:: Written exercise ::
Print the listing as it stands, omitting all images.

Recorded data
· · · · ·

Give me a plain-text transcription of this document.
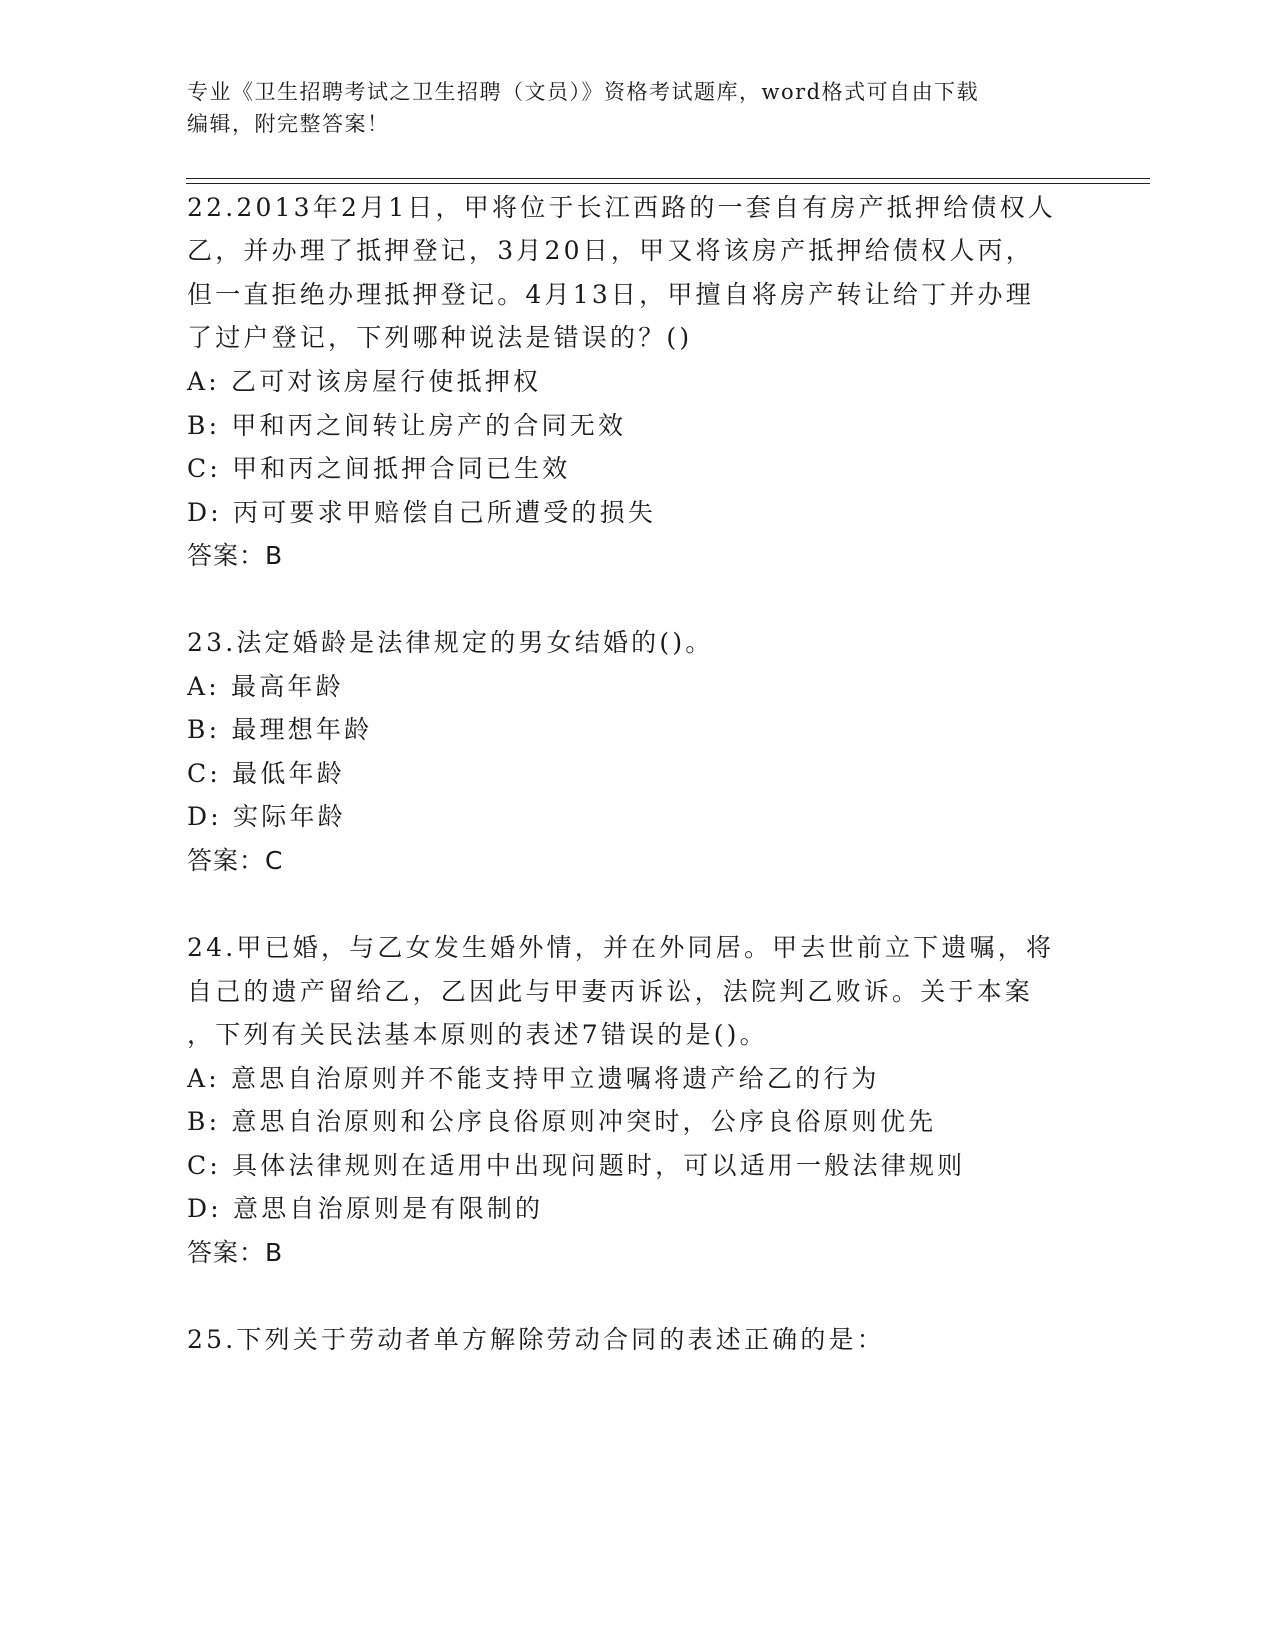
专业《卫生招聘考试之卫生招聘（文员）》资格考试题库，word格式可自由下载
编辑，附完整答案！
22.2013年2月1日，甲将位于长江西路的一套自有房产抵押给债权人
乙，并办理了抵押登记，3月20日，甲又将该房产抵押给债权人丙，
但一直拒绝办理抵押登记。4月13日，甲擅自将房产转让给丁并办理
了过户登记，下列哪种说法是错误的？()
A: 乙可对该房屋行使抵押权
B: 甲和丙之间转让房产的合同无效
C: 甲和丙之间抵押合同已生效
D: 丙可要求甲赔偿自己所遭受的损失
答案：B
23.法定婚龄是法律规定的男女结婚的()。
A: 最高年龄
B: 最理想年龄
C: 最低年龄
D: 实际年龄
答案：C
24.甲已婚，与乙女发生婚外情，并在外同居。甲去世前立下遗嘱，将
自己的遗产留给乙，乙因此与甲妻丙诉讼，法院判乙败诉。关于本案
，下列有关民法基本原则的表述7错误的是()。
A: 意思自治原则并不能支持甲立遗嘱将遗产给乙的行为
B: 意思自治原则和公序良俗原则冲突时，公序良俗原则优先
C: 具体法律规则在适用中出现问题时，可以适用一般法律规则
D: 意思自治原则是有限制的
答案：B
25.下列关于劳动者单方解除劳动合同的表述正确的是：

· · · · ·

:: Reply ::
Give me a plain-text transcription of this document.
专业《卫生招聘考试之卫生招聘（文员）》资格考试题库，word格式可自由下载
编辑，附完整答案！
22.2013年2月1日，甲将位于长江西路的一套自有房产抵押给债权人
乙，并办理了抵押登记，3月20日，甲又将该房产抵押给债权人丙，
但一直拒绝办理抵押登记。4月13日，甲擅自将房产转让给丁并办理
了过户登记，下列哪种说法是错误的？()
A: 乙可对该房屋行使抵押权
B: 甲和丙之间转让房产的合同无效
C: 甲和丙之间抵押合同已生效
D: 丙可要求甲赔偿自己所遭受的损失
答案：B
23.法定婚龄是法律规定的男女结婚的()。
A: 最高年龄
B: 最理想年龄
C: 最低年龄
D: 实际年龄
答案：C
24.甲已婚，与乙女发生婚外情，并在外同居。甲去世前立下遗嘱，将
自己的遗产留给乙，乙因此与甲妻丙诉讼，法院判乙败诉。关于本案
，下列有关民法基本原则的表述7错误的是()。
A: 意思自治原则并不能支持甲立遗嘱将遗产给乙的行为
B: 意思自治原则和公序良俗原则冲突时，公序良俗原则优先
C: 具体法律规则在适用中出现问题时，可以适用一般法律规则
D: 意思自治原则是有限制的
答案：B
25.下列关于劳动者单方解除劳动合同的表述正确的是：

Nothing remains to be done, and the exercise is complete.